What you should do: Duplicate the rows between the line holding "localize all elements." and the line holding "header-more-button[interactable]: ⋯ <box>840", inclusive.

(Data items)
↓
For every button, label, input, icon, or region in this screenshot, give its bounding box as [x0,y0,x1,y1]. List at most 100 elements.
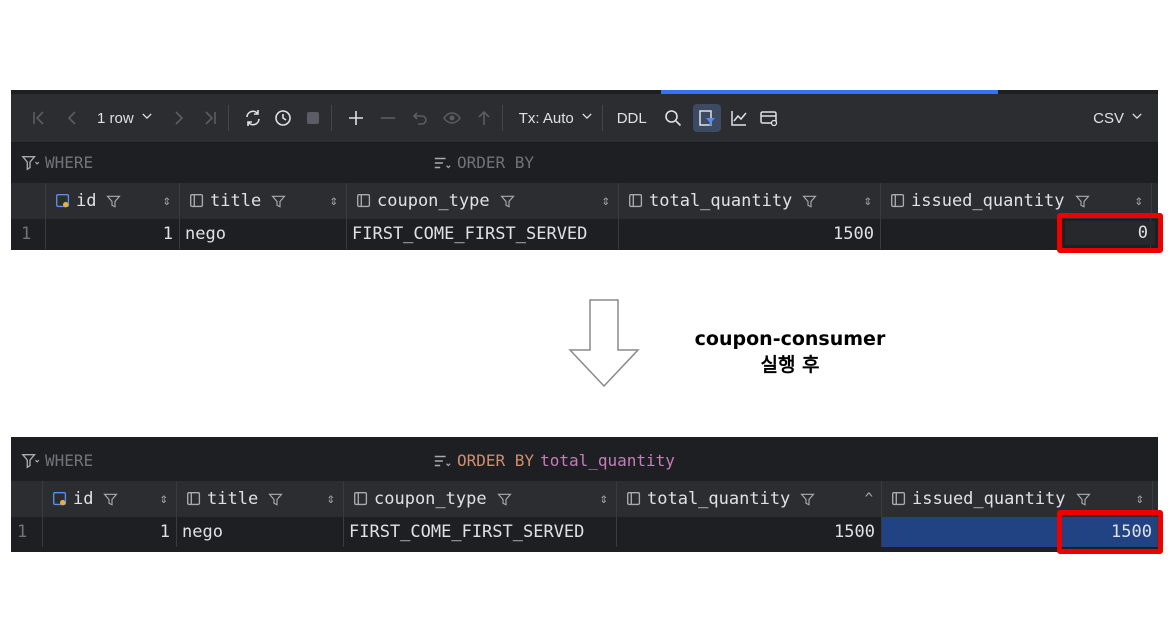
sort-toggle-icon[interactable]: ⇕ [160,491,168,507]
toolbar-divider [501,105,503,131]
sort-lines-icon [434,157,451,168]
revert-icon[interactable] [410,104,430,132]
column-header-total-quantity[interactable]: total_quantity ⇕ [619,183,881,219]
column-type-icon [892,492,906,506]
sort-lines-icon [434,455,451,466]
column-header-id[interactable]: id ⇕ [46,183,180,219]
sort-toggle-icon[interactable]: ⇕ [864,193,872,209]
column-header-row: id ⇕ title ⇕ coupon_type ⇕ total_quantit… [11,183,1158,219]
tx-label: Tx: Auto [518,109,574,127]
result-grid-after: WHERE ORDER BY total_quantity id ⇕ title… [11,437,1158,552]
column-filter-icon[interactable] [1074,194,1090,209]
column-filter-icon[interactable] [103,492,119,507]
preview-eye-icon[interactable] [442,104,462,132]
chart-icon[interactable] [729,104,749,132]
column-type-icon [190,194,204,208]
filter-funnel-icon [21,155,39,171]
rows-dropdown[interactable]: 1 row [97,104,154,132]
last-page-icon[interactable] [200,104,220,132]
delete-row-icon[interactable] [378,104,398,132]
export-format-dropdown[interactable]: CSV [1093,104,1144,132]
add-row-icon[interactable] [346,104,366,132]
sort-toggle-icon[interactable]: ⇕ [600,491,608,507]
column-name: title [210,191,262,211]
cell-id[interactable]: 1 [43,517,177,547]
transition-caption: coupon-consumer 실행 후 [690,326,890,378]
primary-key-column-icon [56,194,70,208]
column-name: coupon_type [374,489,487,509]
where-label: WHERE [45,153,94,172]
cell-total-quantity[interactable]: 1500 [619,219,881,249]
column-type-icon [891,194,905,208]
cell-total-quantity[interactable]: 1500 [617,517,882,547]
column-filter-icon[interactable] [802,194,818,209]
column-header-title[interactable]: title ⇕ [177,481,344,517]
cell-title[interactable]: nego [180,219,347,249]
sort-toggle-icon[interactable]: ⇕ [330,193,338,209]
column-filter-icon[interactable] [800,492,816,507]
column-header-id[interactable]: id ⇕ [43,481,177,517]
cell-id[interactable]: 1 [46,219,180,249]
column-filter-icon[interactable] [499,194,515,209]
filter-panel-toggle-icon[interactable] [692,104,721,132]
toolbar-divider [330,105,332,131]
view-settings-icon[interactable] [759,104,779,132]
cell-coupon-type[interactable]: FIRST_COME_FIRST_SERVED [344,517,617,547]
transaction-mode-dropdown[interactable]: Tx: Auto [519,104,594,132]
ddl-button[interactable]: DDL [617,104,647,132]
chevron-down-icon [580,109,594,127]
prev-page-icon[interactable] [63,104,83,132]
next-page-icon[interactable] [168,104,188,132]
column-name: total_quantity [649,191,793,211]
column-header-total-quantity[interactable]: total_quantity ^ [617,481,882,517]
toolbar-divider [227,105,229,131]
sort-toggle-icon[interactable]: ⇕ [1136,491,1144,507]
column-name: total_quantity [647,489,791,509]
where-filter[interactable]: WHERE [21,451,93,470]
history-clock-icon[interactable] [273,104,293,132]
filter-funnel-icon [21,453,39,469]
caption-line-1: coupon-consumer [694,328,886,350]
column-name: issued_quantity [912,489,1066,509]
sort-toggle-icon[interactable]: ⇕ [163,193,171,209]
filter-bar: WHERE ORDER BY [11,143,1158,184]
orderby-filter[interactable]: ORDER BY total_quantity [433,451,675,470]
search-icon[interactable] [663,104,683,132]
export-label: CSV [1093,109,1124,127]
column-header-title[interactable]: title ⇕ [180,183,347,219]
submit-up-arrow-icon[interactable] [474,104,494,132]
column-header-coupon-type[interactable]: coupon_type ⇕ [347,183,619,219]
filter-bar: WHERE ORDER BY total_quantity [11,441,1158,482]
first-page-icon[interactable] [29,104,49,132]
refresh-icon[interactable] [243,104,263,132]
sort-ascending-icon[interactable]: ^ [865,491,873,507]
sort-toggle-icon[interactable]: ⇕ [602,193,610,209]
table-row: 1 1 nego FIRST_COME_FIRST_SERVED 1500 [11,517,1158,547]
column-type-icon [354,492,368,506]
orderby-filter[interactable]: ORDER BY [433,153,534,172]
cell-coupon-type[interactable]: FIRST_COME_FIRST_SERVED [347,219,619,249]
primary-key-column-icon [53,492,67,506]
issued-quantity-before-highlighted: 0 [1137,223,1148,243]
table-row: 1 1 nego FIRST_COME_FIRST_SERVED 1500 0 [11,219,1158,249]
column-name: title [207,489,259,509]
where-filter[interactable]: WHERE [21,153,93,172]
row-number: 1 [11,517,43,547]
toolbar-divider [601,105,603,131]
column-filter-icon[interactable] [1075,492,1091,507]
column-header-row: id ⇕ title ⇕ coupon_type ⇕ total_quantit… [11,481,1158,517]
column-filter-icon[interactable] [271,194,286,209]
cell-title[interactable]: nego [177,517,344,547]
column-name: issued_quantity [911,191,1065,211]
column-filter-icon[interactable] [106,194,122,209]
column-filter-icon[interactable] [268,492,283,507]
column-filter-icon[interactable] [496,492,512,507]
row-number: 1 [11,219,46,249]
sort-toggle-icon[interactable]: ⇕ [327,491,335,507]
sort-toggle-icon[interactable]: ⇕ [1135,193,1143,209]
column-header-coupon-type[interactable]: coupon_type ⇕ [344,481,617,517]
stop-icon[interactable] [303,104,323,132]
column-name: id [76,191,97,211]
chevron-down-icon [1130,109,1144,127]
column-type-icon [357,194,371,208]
↑
↓
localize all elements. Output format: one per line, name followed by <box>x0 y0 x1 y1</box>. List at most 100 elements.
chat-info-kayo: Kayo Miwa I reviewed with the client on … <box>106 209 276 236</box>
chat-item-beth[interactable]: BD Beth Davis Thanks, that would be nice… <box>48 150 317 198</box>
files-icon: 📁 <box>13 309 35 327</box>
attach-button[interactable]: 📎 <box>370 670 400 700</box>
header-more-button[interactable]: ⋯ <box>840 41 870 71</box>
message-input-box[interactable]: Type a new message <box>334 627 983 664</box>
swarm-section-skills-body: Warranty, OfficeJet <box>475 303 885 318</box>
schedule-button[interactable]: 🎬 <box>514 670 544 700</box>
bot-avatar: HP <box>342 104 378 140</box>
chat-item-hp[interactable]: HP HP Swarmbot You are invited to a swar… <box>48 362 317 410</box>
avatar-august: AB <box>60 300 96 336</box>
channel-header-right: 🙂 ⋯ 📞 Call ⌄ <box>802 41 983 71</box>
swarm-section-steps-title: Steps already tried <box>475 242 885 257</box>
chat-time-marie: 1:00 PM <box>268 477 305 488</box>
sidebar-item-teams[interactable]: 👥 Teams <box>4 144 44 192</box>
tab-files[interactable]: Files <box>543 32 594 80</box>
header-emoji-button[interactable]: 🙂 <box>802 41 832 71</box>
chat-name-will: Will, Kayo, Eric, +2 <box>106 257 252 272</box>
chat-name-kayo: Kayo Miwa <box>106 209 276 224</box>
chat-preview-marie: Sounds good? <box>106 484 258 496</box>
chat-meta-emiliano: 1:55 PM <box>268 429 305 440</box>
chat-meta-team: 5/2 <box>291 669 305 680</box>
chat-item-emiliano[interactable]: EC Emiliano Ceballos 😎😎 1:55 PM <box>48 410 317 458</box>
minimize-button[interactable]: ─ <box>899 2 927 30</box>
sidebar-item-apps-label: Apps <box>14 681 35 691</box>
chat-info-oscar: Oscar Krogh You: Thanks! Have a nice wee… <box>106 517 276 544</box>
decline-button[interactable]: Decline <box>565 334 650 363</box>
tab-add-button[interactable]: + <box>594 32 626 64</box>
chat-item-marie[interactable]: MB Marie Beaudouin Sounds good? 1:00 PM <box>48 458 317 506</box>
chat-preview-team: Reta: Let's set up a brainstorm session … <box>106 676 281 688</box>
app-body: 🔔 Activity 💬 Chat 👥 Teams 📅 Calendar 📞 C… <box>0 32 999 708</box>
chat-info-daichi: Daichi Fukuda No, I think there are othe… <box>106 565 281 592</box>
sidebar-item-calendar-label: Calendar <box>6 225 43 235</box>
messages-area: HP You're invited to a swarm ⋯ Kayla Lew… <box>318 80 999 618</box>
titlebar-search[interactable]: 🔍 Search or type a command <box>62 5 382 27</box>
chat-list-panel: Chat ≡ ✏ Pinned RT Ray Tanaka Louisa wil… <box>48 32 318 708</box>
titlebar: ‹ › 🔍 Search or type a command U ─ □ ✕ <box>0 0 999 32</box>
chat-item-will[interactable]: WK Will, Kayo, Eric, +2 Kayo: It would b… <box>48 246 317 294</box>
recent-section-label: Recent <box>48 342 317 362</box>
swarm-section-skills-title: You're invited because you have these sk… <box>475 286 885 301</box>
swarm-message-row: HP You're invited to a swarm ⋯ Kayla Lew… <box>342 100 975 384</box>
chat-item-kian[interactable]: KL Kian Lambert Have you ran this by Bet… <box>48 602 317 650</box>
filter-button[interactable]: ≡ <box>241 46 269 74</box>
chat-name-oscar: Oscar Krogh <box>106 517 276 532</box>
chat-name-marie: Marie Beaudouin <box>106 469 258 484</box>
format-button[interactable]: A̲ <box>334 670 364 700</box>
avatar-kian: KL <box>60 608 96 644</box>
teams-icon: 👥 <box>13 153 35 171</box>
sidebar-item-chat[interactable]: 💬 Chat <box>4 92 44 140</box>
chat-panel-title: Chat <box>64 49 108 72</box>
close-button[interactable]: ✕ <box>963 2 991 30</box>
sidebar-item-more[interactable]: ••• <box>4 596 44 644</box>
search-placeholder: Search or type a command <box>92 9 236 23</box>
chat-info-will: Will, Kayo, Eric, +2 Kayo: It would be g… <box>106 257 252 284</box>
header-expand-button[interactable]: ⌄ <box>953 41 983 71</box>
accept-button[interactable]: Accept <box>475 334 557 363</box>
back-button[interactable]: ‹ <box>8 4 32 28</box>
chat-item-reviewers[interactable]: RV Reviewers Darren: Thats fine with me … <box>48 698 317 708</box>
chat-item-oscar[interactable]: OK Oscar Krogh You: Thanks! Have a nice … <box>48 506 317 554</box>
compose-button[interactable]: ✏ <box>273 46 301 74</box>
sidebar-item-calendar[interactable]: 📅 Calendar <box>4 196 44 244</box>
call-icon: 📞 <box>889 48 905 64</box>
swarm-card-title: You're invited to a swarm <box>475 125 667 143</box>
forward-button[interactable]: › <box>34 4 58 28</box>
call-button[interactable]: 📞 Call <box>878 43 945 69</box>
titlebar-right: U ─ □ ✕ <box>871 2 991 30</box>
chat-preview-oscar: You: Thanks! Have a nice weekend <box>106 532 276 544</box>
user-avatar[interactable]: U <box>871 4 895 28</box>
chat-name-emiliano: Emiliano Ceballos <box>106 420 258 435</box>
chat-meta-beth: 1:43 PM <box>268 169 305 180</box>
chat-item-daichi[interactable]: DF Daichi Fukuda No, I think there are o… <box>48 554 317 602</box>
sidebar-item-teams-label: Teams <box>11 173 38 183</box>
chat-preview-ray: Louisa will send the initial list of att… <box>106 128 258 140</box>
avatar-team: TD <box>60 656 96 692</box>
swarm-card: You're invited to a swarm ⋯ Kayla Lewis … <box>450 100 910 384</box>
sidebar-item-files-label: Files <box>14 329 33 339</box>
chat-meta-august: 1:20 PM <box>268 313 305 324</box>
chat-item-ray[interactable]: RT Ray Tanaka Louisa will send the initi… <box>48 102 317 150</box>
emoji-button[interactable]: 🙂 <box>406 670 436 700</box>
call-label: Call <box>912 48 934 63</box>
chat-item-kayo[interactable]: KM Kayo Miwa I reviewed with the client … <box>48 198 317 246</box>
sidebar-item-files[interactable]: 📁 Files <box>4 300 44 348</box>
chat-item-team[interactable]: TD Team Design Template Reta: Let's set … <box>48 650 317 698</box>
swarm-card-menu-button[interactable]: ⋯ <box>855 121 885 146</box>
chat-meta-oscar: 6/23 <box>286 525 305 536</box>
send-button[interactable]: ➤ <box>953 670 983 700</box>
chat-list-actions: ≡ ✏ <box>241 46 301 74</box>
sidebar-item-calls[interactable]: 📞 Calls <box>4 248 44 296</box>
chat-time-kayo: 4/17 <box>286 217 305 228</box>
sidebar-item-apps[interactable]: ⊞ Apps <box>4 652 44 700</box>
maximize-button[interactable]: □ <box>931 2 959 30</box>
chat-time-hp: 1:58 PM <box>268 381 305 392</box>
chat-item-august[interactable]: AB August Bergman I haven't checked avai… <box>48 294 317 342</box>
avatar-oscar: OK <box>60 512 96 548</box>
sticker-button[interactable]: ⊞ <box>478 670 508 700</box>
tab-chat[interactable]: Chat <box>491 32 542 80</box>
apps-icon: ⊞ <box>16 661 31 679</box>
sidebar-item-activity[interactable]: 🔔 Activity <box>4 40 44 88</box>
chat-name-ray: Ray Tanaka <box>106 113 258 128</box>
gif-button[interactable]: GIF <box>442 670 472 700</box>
↑
Written answer:
localize all elements. Output format: one per line, name followed by <box>x0 y0 x1 y1</box>. List at most 100 elements.
chat-info-kayo: Kayo Miwa I reviewed with the client on … <box>106 209 276 236</box>
chat-item-beth[interactable]: BD Beth Davis Thanks, that would be nice… <box>48 150 317 198</box>
files-icon: 📁 <box>13 309 35 327</box>
attach-button[interactable]: 📎 <box>370 670 400 700</box>
header-more-button[interactable]: ⋯ <box>840 41 870 71</box>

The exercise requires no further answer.